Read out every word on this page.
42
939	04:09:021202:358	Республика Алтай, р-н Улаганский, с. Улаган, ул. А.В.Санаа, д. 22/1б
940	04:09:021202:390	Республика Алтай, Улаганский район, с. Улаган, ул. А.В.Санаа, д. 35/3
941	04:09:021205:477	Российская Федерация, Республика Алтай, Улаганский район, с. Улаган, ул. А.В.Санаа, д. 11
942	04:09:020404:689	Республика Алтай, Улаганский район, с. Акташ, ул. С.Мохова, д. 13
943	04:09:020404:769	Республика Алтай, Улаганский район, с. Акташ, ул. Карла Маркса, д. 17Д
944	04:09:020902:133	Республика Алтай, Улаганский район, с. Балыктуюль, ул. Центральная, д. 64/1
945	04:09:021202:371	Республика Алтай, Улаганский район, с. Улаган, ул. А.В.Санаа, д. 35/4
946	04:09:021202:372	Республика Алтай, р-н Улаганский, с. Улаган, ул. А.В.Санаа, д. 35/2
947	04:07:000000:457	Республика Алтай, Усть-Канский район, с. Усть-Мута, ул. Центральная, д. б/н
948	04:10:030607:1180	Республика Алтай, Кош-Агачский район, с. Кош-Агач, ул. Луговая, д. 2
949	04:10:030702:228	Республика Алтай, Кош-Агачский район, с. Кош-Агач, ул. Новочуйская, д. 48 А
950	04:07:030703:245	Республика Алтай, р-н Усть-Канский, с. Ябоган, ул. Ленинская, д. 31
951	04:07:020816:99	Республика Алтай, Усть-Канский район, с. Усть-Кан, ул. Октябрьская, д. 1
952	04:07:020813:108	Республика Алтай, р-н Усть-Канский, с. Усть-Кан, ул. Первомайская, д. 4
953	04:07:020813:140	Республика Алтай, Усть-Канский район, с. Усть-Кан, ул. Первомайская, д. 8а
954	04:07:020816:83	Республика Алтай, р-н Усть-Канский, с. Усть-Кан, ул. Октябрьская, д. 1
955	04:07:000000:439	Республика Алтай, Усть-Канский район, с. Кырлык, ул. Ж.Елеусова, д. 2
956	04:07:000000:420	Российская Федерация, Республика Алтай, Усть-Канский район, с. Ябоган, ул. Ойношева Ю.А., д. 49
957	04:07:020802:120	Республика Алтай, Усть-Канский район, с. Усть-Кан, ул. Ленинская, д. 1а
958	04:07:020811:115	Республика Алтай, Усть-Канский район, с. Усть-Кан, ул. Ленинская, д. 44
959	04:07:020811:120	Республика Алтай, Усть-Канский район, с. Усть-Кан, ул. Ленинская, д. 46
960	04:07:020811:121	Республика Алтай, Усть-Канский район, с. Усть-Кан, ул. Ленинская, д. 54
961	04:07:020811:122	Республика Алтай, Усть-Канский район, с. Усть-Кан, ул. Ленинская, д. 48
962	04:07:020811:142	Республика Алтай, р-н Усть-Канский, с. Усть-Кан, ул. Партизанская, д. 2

YOUR OBJECTIVE →
Give all the records again. Match them exactly.

SOLVED EXERCISE →
Read out every word on this page.
42
939	04:09:021202:358	Республика Алтай, р-н Улаганский, с. Улаган, ул. А.В.Санаа, д. 22/1б
940	04:09:021202:390	Республика Алтай, Улаганский район, с. Улаган, ул. А.В.Санаа, д. 35/3
941	04:09:021205:477	Российская Федерация, Республика Алтай, Улаганский район, с. Улаган, ул. А.В.Санаа, д. 11
942	04:09:020404:689	Республика Алтай, Улаганский район, с. Акташ, ул. С.Мохова, д. 13
943	04:09:020404:769	Республика Алтай, Улаганский район, с. Акташ, ул. Карла Маркса, д. 17Д
944	04:09:020902:133	Республика Алтай, Улаганский район, с. Балыктуюль, ул. Центральная, д. 64/1
945	04:09:021202:371	Республика Алтай, Улаганский район, с. Улаган, ул. А.В.Санаа, д. 35/4
946	04:09:021202:372	Республика Алтай, р-н Улаганский, с. Улаган, ул. А.В.Санаа, д. 35/2
947	04:07:000000:457	Республика Алтай, Усть-Канский район, с. Усть-Мута, ул. Центральная, д. б/н
948	04:10:030607:1180	Республика Алтай, Кош-Агачский район, с. Кош-Агач, ул. Луговая, д. 2
949	04:10:030702:228	Республика Алтай, Кош-Агачский район, с. Кош-Агач, ул. Новочуйская, д. 48 А
950	04:07:030703:245	Республика Алтай, р-н Усть-Канский, с. Ябоган, ул. Ленинская, д. 31
951	04:07:020816:99	Республика Алтай, Усть-Канский район, с. Усть-Кан, ул. Октябрьская, д. 1
952	04:07:020813:108	Республика Алтай, р-н Усть-Канский, с. Усть-Кан, ул. Первомайская, д. 4
953	04:07:020813:140	Республика Алтай, Усть-Канский район, с. Усть-Кан, ул. Первомайская, д. 8а
954	04:07:020816:83	Республика Алтай, р-н Усть-Канский, с. Усть-Кан, ул. Октябрьская, д. 1
955	04:07:000000:439	Республика Алтай, Усть-Канский район, с. Кырлык, ул. Ж.Елеусова, д. 2
956	04:07:000000:420	Российская Федерация, Республика Алтай, Усть-Канский район, с. Ябоган, ул. Ойношева Ю.А., д. 49
957	04:07:020802:120	Республика Алтай, Усть-Канский район, с. Усть-Кан, ул. Ленинская, д. 1а
958	04:07:020811:115	Республика Алтай, Усть-Канский район, с. Усть-Кан, ул. Ленинская, д. 44
959	04:07:020811:120	Республика Алтай, Усть-Канский район, с. Усть-Кан, ул. Ленинская, д. 46
960	04:07:020811:121	Республика Алтай, Усть-Канский район, с. Усть-Кан, ул. Ленинская, д. 54
961	04:07:020811:122	Республика Алтай, Усть-Канский район, с. Усть-Кан, ул. Ленинская, д. 48
962	04:07:020811:142	Республика Алтай, р-н Усть-Канский, с. Усть-Кан, ул. Партизанская, д. 2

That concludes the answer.